What needs to be done -
Below are records to be reproduced exactly and in full.

(Records contained in a dataset)

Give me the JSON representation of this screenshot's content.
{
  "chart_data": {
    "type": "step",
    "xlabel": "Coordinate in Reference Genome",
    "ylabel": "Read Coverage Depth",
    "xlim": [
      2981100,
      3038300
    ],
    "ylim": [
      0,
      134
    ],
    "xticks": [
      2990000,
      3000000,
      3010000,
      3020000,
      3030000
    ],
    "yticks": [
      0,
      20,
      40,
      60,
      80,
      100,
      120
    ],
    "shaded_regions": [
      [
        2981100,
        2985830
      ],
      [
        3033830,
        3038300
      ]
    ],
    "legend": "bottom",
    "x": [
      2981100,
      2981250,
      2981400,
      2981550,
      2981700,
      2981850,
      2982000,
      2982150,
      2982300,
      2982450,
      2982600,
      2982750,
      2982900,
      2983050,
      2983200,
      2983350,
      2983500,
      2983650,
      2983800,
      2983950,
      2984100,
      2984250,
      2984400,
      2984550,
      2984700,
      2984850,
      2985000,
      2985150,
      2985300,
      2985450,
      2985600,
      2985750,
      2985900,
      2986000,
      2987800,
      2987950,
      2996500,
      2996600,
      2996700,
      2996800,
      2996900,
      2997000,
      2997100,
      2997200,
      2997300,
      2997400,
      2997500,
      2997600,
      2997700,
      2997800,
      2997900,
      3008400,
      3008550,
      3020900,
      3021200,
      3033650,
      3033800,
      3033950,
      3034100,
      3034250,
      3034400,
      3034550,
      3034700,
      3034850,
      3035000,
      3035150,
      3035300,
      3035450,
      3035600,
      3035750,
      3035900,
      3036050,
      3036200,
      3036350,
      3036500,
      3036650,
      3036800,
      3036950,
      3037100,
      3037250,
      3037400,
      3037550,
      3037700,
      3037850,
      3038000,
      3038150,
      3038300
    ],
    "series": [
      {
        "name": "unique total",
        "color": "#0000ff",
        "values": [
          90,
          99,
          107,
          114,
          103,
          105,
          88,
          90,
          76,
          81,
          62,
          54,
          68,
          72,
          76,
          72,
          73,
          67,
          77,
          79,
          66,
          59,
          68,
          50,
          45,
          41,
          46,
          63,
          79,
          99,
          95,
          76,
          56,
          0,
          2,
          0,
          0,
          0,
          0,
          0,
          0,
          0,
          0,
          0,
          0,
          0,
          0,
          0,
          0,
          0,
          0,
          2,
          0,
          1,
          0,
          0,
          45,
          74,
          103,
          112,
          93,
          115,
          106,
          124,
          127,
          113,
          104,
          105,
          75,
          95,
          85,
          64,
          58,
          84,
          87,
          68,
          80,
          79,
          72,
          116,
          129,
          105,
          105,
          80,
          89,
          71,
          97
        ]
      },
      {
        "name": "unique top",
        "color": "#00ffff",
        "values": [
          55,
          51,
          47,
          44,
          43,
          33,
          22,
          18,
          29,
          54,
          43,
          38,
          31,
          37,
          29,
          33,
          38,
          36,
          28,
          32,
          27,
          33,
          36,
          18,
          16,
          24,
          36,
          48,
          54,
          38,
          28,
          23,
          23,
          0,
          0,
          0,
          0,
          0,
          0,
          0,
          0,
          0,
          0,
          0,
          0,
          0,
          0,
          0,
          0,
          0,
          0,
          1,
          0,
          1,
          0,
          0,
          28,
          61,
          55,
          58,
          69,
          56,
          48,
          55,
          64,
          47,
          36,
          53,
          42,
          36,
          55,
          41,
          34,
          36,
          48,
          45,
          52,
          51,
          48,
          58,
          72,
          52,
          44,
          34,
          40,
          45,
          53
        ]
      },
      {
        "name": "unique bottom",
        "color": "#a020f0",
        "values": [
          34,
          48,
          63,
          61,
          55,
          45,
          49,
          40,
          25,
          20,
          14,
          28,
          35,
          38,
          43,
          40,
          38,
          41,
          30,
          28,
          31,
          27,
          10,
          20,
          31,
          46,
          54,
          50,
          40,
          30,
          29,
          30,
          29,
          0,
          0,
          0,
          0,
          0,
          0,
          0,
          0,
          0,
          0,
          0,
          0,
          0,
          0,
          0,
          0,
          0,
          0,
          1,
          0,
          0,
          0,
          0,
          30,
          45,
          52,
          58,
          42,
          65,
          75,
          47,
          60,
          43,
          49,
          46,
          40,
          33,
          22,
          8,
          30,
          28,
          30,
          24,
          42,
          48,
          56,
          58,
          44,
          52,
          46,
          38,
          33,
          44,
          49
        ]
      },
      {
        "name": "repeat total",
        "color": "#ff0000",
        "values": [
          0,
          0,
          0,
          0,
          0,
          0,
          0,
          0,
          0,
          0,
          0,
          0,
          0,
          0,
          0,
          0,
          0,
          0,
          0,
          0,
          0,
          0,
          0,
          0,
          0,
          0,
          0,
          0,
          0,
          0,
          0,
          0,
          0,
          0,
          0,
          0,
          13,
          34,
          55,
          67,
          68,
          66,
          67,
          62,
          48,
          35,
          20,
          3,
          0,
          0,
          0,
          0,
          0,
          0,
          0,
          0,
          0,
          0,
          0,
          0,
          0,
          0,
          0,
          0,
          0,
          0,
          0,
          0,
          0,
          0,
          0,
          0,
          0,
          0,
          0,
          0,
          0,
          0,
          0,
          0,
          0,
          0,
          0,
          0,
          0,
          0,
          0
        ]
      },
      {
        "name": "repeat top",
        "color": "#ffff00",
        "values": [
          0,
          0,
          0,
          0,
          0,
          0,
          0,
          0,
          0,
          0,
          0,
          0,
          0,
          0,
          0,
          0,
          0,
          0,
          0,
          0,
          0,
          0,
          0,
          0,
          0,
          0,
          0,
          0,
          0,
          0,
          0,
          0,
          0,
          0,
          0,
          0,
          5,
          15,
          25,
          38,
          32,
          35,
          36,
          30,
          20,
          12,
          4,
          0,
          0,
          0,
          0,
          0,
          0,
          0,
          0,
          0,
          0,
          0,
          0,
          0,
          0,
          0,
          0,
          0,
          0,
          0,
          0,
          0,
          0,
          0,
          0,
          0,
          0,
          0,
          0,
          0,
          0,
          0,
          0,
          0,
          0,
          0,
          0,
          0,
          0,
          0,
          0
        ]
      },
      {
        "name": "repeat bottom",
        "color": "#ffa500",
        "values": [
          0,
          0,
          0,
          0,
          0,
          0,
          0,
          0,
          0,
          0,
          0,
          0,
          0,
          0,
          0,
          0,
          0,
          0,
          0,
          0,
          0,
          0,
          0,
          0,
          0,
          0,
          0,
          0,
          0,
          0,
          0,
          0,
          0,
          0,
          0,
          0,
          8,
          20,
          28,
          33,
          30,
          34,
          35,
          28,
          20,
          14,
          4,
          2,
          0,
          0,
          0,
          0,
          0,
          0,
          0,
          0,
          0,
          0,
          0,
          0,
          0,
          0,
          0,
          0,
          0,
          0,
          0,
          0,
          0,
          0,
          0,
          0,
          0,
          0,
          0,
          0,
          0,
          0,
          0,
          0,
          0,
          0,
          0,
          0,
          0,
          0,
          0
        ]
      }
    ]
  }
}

Response area -
Give me the JSON representation of this screenshot's content.
{
  "chart_data": {
    "type": "step",
    "xlabel": "Coordinate in Reference Genome",
    "ylabel": "Read Coverage Depth",
    "xlim": [
      2981100,
      3038300
    ],
    "ylim": [
      0,
      134
    ],
    "xticks": [
      2990000,
      3000000,
      3010000,
      3020000,
      3030000
    ],
    "yticks": [
      0,
      20,
      40,
      60,
      80,
      100,
      120
    ],
    "shaded_regions": [
      [
        2981100,
        2985830
      ],
      [
        3033830,
        3038300
      ]
    ],
    "legend": "bottom",
    "x": [
      2981100,
      2981250,
      2981400,
      2981550,
      2981700,
      2981850,
      2982000,
      2982150,
      2982300,
      2982450,
      2982600,
      2982750,
      2982900,
      2983050,
      2983200,
      2983350,
      2983500,
      2983650,
      2983800,
      2983950,
      2984100,
      2984250,
      2984400,
      2984550,
      2984700,
      2984850,
      2985000,
      2985150,
      2985300,
      2985450,
      2985600,
      2985750,
      2985900,
      2986000,
      2987800,
      2987950,
      2996500,
      2996600,
      2996700,
      2996800,
      2996900,
      2997000,
      2997100,
      2997200,
      2997300,
      2997400,
      2997500,
      2997600,
      2997700,
      2997800,
      2997900,
      3008400,
      3008550,
      3020900,
      3021200,
      3033650,
      3033800,
      3033950,
      3034100,
      3034250,
      3034400,
      3034550,
      3034700,
      3034850,
      3035000,
      3035150,
      3035300,
      3035450,
      3035600,
      3035750,
      3035900,
      3036050,
      3036200,
      3036350,
      3036500,
      3036650,
      3036800,
      3036950,
      3037100,
      3037250,
      3037400,
      3037550,
      3037700,
      3037850,
      3038000,
      3038150,
      3038300
    ],
    "series": [
      {
        "name": "unique total",
        "color": "#0000ff",
        "values": [
          90,
          99,
          107,
          114,
          103,
          105,
          88,
          90,
          76,
          81,
          62,
          54,
          68,
          72,
          76,
          72,
          73,
          67,
          77,
          79,
          66,
          59,
          68,
          50,
          45,
          41,
          46,
          63,
          79,
          99,
          95,
          76,
          56,
          0,
          2,
          0,
          0,
          0,
          0,
          0,
          0,
          0,
          0,
          0,
          0,
          0,
          0,
          0,
          0,
          0,
          0,
          2,
          0,
          1,
          0,
          0,
          45,
          74,
          103,
          112,
          93,
          115,
          106,
          124,
          127,
          113,
          104,
          105,
          75,
          95,
          85,
          64,
          58,
          84,
          87,
          68,
          80,
          79,
          72,
          116,
          129,
          105,
          105,
          80,
          89,
          71,
          97
        ]
      },
      {
        "name": "unique top",
        "color": "#00ffff",
        "values": [
          55,
          51,
          47,
          44,
          43,
          33,
          22,
          18,
          29,
          54,
          43,
          38,
          31,
          37,
          29,
          33,
          38,
          36,
          28,
          32,
          27,
          33,
          36,
          18,
          16,
          24,
          36,
          48,
          54,
          38,
          28,
          23,
          23,
          0,
          0,
          0,
          0,
          0,
          0,
          0,
          0,
          0,
          0,
          0,
          0,
          0,
          0,
          0,
          0,
          0,
          0,
          1,
          0,
          1,
          0,
          0,
          28,
          61,
          55,
          58,
          69,
          56,
          48,
          55,
          64,
          47,
          36,
          53,
          42,
          36,
          55,
          41,
          34,
          36,
          48,
          45,
          52,
          51,
          48,
          58,
          72,
          52,
          44,
          34,
          40,
          45,
          53
        ]
      },
      {
        "name": "unique bottom",
        "color": "#a020f0",
        "values": [
          34,
          48,
          63,
          61,
          55,
          45,
          49,
          40,
          25,
          20,
          14,
          28,
          35,
          38,
          43,
          40,
          38,
          41,
          30,
          28,
          31,
          27,
          10,
          20,
          31,
          46,
          54,
          50,
          40,
          30,
          29,
          30,
          29,
          0,
          0,
          0,
          0,
          0,
          0,
          0,
          0,
          0,
          0,
          0,
          0,
          0,
          0,
          0,
          0,
          0,
          0,
          1,
          0,
          0,
          0,
          0,
          30,
          45,
          52,
          58,
          42,
          65,
          75,
          47,
          60,
          43,
          49,
          46,
          40,
          33,
          22,
          8,
          30,
          28,
          30,
          24,
          42,
          48,
          56,
          58,
          44,
          52,
          46,
          38,
          33,
          44,
          49
        ]
      },
      {
        "name": "repeat total",
        "color": "#ff0000",
        "values": [
          0,
          0,
          0,
          0,
          0,
          0,
          0,
          0,
          0,
          0,
          0,
          0,
          0,
          0,
          0,
          0,
          0,
          0,
          0,
          0,
          0,
          0,
          0,
          0,
          0,
          0,
          0,
          0,
          0,
          0,
          0,
          0,
          0,
          0,
          0,
          0,
          13,
          34,
          55,
          67,
          68,
          66,
          67,
          62,
          48,
          35,
          20,
          3,
          0,
          0,
          0,
          0,
          0,
          0,
          0,
          0,
          0,
          0,
          0,
          0,
          0,
          0,
          0,
          0,
          0,
          0,
          0,
          0,
          0,
          0,
          0,
          0,
          0,
          0,
          0,
          0,
          0,
          0,
          0,
          0,
          0,
          0,
          0,
          0,
          0,
          0,
          0
        ]
      },
      {
        "name": "repeat top",
        "color": "#ffff00",
        "values": [
          0,
          0,
          0,
          0,
          0,
          0,
          0,
          0,
          0,
          0,
          0,
          0,
          0,
          0,
          0,
          0,
          0,
          0,
          0,
          0,
          0,
          0,
          0,
          0,
          0,
          0,
          0,
          0,
          0,
          0,
          0,
          0,
          0,
          0,
          0,
          0,
          5,
          15,
          25,
          38,
          32,
          35,
          36,
          30,
          20,
          12,
          4,
          0,
          0,
          0,
          0,
          0,
          0,
          0,
          0,
          0,
          0,
          0,
          0,
          0,
          0,
          0,
          0,
          0,
          0,
          0,
          0,
          0,
          0,
          0,
          0,
          0,
          0,
          0,
          0,
          0,
          0,
          0,
          0,
          0,
          0,
          0,
          0,
          0,
          0,
          0,
          0
        ]
      },
      {
        "name": "repeat bottom",
        "color": "#ffa500",
        "values": [
          0,
          0,
          0,
          0,
          0,
          0,
          0,
          0,
          0,
          0,
          0,
          0,
          0,
          0,
          0,
          0,
          0,
          0,
          0,
          0,
          0,
          0,
          0,
          0,
          0,
          0,
          0,
          0,
          0,
          0,
          0,
          0,
          0,
          0,
          0,
          0,
          8,
          20,
          28,
          33,
          30,
          34,
          35,
          28,
          20,
          14,
          4,
          2,
          0,
          0,
          0,
          0,
          0,
          0,
          0,
          0,
          0,
          0,
          0,
          0,
          0,
          0,
          0,
          0,
          0,
          0,
          0,
          0,
          0,
          0,
          0,
          0,
          0,
          0,
          0,
          0,
          0,
          0,
          0,
          0,
          0,
          0,
          0,
          0,
          0,
          0,
          0
        ]
      }
    ]
  }
}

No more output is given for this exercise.